* Your objective:
Scan the listing below for the word "minor" and state how many lines hold it. Write nothing but the number.

* Material provided:

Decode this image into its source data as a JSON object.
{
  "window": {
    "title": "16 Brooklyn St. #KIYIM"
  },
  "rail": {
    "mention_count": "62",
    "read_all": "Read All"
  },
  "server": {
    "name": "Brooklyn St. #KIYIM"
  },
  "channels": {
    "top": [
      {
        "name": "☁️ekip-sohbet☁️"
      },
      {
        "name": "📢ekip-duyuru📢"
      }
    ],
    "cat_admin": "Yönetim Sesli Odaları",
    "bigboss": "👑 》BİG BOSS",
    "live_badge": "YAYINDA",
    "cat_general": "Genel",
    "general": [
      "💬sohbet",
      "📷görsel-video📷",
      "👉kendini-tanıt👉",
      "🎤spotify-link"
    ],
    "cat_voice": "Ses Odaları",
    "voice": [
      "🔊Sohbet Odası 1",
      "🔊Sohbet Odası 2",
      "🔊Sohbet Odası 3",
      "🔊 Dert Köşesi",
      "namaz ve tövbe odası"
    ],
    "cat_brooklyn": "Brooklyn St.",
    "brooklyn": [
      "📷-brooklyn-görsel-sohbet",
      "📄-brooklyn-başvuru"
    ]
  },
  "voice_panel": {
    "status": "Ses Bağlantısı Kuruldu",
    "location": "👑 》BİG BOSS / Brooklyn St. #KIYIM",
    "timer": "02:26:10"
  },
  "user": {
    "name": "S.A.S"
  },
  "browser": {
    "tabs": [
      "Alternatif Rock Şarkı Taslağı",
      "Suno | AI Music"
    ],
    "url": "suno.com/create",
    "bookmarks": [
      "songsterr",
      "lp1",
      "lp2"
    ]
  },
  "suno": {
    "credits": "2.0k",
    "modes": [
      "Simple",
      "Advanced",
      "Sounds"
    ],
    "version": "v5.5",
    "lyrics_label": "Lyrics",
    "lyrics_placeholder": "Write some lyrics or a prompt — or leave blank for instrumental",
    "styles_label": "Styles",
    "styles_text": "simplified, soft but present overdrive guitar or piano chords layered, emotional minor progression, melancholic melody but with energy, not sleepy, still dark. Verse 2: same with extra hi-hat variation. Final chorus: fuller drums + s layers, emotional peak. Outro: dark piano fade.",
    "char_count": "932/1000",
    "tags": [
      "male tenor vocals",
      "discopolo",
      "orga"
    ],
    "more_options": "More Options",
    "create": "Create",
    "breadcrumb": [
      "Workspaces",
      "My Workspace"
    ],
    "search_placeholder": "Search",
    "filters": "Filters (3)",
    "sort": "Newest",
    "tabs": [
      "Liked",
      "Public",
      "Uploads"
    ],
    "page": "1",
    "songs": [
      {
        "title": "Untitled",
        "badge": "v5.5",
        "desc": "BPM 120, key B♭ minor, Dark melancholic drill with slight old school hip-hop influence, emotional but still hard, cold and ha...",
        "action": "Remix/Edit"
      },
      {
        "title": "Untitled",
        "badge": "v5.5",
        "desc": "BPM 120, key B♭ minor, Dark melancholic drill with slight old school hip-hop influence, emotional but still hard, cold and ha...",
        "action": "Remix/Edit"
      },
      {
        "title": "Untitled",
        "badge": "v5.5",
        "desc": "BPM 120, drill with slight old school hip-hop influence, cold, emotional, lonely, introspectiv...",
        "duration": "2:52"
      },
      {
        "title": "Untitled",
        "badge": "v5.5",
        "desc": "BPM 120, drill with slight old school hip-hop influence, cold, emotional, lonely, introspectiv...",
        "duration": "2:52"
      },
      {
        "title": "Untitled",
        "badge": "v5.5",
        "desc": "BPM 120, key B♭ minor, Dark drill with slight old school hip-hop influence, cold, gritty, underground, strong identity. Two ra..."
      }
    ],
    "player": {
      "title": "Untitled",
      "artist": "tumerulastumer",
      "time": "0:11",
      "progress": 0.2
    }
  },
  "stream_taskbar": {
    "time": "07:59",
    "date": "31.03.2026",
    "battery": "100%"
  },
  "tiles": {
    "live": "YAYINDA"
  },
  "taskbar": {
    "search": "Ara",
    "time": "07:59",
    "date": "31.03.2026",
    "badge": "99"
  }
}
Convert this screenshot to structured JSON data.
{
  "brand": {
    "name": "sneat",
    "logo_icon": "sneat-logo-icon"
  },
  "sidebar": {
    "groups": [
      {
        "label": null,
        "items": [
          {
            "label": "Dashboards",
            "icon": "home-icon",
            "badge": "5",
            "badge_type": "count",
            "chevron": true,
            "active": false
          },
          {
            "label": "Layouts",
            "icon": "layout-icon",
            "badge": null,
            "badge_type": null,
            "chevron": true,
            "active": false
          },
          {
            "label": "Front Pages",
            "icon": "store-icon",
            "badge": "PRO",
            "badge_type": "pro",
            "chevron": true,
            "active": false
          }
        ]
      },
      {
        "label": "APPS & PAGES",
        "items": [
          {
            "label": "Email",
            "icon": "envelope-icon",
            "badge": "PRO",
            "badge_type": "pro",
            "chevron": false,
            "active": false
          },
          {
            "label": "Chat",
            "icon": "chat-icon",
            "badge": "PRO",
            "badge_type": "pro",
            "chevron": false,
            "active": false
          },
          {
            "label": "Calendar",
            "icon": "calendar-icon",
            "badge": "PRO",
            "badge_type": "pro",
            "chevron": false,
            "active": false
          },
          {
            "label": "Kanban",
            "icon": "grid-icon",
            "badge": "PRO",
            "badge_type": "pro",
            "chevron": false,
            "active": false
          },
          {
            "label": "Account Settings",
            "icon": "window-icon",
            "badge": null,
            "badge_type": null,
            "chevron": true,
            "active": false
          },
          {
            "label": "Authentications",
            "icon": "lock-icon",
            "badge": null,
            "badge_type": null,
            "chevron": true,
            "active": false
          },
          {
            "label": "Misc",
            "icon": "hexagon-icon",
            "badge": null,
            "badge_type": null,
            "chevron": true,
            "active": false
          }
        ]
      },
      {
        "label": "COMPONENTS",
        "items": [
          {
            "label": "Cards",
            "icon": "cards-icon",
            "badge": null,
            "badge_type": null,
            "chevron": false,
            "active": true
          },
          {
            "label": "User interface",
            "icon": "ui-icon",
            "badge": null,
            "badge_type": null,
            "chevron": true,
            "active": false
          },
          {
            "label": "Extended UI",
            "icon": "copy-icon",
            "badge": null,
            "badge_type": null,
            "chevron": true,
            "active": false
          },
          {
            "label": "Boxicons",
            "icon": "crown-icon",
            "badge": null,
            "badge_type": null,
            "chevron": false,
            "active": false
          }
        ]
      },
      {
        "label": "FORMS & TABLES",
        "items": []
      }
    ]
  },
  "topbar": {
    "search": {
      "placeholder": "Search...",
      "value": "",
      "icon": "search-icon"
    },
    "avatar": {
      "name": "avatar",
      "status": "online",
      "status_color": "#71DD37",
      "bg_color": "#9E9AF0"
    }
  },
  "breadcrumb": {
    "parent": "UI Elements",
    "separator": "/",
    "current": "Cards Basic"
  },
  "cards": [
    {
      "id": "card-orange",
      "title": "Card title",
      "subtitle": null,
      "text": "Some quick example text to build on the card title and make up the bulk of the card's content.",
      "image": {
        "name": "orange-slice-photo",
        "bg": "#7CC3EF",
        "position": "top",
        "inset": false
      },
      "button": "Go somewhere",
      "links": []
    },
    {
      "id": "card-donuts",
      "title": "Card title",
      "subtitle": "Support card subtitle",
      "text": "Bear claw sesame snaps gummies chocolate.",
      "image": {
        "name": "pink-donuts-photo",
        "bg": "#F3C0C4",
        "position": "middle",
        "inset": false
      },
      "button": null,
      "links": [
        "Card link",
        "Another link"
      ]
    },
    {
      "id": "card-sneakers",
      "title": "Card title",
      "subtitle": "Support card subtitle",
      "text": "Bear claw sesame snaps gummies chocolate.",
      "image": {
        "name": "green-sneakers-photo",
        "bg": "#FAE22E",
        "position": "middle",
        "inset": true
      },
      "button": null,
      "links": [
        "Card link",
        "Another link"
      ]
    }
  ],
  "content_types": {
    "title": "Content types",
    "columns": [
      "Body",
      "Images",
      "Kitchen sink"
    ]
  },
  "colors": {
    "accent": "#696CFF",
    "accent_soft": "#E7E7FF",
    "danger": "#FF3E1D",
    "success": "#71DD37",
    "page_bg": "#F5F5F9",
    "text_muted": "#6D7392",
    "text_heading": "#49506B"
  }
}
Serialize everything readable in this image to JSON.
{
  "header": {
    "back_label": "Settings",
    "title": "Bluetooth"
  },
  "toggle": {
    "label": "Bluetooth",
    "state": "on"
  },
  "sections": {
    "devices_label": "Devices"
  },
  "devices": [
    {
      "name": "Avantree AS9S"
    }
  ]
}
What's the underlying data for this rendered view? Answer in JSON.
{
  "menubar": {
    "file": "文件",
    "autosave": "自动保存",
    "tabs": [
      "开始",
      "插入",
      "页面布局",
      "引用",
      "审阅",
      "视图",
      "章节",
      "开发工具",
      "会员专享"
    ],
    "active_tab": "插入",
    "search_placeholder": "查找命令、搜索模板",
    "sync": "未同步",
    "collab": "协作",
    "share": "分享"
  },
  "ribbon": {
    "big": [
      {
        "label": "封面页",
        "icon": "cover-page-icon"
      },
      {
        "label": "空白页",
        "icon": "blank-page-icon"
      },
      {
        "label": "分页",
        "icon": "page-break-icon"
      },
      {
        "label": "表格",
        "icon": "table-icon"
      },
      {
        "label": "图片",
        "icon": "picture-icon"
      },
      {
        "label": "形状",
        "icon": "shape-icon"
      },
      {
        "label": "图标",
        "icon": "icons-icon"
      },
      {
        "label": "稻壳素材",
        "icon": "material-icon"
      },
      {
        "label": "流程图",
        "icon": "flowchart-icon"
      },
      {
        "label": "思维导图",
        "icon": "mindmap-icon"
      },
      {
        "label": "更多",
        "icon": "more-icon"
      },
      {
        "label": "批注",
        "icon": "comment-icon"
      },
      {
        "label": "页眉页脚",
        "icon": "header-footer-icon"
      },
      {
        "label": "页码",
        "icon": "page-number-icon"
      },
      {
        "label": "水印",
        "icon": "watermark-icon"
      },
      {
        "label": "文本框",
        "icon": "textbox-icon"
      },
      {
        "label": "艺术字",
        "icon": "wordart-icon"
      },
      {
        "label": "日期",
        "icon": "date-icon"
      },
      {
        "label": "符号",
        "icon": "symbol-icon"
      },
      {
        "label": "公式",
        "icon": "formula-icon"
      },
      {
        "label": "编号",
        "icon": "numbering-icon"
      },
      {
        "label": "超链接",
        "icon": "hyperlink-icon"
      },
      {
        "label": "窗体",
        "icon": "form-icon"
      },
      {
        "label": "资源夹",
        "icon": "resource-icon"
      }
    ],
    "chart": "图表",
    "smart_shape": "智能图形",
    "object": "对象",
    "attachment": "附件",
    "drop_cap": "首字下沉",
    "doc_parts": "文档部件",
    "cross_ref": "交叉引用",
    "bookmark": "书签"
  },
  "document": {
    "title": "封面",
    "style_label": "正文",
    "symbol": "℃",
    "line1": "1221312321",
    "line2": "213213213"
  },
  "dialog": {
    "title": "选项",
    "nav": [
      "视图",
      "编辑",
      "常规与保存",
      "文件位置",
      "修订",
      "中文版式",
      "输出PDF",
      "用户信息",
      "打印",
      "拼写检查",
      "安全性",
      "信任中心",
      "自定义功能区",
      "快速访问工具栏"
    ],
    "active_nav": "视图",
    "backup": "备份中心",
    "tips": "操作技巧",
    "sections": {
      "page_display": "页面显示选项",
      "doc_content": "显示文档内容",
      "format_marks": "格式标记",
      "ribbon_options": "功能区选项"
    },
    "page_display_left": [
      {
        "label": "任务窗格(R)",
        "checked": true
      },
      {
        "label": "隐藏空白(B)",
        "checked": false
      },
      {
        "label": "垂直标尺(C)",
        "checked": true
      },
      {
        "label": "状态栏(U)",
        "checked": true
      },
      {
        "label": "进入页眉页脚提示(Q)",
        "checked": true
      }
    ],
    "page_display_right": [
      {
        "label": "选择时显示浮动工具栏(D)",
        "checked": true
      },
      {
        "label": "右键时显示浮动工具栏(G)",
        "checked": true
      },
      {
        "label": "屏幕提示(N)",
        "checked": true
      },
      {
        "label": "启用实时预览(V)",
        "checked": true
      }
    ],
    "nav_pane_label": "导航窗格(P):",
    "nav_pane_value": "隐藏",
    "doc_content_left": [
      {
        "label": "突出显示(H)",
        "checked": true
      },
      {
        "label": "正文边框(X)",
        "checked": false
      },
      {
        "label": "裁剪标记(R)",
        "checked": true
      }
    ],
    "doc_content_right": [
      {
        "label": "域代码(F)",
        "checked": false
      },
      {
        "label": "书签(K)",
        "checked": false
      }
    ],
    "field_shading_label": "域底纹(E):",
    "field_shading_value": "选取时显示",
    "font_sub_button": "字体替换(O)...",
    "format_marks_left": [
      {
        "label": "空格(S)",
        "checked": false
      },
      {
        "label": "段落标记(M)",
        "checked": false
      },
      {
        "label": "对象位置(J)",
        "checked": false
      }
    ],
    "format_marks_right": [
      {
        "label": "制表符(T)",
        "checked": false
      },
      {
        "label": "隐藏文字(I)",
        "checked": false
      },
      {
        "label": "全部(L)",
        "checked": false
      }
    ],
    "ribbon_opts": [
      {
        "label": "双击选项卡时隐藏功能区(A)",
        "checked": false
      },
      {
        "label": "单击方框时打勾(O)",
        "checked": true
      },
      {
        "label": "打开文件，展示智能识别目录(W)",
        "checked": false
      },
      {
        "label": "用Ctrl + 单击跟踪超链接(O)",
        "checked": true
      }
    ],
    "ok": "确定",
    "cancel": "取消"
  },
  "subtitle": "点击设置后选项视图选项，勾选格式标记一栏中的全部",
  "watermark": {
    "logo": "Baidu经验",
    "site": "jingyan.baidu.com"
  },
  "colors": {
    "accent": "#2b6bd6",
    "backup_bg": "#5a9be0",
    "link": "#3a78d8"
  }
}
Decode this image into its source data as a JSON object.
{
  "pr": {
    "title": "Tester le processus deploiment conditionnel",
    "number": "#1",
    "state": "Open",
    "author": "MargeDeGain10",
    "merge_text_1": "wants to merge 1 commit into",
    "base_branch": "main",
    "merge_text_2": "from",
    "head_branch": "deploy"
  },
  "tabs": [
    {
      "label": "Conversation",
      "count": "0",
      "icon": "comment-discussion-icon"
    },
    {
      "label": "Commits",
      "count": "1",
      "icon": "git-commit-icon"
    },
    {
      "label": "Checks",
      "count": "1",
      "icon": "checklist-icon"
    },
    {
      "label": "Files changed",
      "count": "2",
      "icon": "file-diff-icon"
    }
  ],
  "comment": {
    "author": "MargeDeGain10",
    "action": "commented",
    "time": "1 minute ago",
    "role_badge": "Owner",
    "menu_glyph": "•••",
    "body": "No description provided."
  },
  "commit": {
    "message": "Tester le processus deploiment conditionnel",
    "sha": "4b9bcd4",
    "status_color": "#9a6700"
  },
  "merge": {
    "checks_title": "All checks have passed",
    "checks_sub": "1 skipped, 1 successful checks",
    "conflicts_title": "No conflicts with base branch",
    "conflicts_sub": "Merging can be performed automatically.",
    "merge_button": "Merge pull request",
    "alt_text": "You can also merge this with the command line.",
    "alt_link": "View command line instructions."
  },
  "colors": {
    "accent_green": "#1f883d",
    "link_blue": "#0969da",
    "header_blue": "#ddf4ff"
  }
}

* Solution to this task:
4